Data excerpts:

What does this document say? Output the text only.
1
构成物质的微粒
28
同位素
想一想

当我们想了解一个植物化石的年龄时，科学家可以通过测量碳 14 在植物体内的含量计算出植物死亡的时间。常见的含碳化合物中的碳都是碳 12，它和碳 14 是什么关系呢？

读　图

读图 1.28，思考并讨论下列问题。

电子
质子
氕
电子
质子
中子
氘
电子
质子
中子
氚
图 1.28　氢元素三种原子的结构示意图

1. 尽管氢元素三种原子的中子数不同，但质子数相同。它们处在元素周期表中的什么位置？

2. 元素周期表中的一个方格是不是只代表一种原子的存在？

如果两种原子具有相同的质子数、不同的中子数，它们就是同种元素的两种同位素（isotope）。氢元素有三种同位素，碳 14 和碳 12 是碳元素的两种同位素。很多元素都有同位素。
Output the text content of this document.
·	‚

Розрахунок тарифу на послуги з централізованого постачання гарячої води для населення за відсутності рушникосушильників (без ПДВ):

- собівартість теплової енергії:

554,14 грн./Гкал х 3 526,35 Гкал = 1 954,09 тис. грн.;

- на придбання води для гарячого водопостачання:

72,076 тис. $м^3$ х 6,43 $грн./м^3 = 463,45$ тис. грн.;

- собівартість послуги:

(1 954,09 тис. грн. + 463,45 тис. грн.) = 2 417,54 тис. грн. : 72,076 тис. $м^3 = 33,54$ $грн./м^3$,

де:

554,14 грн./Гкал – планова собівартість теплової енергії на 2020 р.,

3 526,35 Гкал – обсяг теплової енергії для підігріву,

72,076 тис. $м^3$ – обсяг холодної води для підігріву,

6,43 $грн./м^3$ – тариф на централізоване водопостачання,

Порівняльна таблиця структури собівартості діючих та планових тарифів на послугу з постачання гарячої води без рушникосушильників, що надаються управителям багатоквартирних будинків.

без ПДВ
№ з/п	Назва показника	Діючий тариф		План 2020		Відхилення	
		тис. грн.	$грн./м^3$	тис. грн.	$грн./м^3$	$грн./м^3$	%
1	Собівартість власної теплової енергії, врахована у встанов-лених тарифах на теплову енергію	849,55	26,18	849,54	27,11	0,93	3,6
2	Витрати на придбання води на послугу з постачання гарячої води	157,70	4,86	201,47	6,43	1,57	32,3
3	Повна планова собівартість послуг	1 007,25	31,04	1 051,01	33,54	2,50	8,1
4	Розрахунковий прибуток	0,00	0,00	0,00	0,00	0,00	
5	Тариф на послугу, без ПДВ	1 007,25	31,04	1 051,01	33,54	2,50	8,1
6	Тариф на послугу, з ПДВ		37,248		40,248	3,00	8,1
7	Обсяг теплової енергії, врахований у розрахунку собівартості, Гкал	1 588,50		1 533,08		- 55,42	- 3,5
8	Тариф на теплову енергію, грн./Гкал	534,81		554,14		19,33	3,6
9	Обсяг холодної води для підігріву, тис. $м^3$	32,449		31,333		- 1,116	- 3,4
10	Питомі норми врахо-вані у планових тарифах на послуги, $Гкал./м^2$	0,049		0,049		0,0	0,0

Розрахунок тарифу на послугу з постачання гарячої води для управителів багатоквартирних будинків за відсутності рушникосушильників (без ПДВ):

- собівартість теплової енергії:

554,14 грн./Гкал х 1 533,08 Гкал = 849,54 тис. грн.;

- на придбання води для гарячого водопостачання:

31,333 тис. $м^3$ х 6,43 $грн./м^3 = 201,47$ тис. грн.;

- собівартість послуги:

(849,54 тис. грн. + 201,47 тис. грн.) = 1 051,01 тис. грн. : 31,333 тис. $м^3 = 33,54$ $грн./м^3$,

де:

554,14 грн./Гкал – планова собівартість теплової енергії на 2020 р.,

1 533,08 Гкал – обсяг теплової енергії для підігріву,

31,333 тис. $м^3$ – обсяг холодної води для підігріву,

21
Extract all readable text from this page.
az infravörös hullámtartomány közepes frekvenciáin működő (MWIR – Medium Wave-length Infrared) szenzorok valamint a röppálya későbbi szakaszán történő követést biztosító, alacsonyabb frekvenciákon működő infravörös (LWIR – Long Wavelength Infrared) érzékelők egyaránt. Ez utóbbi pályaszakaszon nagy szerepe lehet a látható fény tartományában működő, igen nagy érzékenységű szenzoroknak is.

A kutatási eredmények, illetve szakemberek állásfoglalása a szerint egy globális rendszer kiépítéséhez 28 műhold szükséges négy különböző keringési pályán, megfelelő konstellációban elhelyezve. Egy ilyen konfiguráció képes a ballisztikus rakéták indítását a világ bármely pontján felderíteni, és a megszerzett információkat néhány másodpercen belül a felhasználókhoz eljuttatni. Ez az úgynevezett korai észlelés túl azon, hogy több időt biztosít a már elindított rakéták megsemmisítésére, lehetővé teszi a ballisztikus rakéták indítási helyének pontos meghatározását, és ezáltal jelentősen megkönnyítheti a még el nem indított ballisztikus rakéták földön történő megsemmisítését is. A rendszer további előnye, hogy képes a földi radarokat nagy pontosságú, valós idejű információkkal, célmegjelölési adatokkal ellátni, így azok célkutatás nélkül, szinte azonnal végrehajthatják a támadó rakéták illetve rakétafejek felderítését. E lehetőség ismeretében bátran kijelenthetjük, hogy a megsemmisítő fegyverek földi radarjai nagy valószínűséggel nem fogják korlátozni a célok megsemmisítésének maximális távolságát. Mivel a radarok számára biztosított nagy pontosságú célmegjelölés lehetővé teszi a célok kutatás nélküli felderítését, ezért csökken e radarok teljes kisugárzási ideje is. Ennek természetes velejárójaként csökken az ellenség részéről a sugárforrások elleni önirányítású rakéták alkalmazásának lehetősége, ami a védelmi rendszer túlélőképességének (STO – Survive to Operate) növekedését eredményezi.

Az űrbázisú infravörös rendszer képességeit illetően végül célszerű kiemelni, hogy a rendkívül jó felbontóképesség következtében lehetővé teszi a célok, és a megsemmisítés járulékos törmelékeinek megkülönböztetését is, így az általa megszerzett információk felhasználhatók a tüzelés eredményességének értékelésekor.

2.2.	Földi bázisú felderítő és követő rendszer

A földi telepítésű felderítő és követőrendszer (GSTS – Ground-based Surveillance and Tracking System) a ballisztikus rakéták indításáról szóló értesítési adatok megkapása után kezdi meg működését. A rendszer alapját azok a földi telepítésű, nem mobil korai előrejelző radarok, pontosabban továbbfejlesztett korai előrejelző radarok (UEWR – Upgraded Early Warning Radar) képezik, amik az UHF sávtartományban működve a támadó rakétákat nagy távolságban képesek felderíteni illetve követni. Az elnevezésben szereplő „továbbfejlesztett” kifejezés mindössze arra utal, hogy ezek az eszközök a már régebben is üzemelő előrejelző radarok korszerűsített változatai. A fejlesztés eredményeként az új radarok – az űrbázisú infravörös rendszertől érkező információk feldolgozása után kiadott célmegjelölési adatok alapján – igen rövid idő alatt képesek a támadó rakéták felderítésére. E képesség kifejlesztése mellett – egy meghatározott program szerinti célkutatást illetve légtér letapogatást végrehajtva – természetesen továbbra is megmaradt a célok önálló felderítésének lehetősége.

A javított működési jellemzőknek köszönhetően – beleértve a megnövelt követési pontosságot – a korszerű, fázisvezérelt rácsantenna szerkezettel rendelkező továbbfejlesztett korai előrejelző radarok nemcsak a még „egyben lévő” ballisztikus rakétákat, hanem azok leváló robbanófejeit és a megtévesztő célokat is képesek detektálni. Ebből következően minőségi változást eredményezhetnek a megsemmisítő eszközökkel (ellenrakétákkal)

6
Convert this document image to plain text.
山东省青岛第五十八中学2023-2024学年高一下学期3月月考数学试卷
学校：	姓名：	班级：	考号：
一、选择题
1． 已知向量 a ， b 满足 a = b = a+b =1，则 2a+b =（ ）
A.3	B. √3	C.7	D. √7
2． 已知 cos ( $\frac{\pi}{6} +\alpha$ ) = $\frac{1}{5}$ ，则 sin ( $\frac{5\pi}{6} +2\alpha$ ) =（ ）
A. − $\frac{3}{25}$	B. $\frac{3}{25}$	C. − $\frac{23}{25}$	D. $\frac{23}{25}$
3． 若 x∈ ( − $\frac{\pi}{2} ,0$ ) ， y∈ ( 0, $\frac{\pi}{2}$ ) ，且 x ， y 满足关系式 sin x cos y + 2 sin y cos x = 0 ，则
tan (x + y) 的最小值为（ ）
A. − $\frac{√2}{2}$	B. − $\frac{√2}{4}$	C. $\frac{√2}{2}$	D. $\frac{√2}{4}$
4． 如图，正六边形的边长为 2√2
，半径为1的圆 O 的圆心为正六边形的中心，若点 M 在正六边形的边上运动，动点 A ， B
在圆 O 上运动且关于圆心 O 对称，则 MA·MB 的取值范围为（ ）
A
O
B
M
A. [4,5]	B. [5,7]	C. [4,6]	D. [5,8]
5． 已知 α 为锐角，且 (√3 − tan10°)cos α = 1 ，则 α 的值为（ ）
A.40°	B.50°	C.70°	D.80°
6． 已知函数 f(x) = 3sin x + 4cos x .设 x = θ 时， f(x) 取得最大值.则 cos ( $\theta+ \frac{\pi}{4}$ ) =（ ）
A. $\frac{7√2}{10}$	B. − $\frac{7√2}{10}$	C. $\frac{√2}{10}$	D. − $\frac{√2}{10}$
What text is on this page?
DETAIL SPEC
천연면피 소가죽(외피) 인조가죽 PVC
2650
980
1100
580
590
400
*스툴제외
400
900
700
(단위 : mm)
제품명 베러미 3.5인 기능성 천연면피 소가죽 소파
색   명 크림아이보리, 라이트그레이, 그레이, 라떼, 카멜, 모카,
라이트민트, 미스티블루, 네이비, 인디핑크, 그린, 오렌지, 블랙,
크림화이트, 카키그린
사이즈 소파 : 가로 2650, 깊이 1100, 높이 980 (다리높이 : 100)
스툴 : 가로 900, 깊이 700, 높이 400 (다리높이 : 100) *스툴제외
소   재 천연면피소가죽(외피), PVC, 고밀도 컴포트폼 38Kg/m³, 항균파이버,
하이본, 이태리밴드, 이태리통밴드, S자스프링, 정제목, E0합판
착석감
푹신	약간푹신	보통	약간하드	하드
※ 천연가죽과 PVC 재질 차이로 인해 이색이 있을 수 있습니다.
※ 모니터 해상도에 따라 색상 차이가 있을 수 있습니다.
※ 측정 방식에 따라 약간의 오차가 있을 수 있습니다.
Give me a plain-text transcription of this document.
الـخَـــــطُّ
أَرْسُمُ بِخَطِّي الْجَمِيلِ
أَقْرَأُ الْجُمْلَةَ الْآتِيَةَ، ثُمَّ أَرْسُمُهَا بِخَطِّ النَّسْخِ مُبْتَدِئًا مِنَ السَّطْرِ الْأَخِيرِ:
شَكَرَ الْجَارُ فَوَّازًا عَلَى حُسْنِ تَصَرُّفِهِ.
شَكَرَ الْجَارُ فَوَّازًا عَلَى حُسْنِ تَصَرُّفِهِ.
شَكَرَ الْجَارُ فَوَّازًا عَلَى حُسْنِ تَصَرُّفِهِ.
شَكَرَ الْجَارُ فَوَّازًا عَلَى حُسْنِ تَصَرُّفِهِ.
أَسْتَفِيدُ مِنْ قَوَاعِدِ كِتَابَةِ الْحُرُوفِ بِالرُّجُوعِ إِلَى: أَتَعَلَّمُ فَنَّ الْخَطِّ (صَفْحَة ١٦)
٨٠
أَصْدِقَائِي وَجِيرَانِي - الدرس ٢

PROBLEM: Check each line above for the word "plain", and copy the lines where it appears.

TASK ANSWER:
Convert this document image to plain text.
Give me a plain-text transcription of this document.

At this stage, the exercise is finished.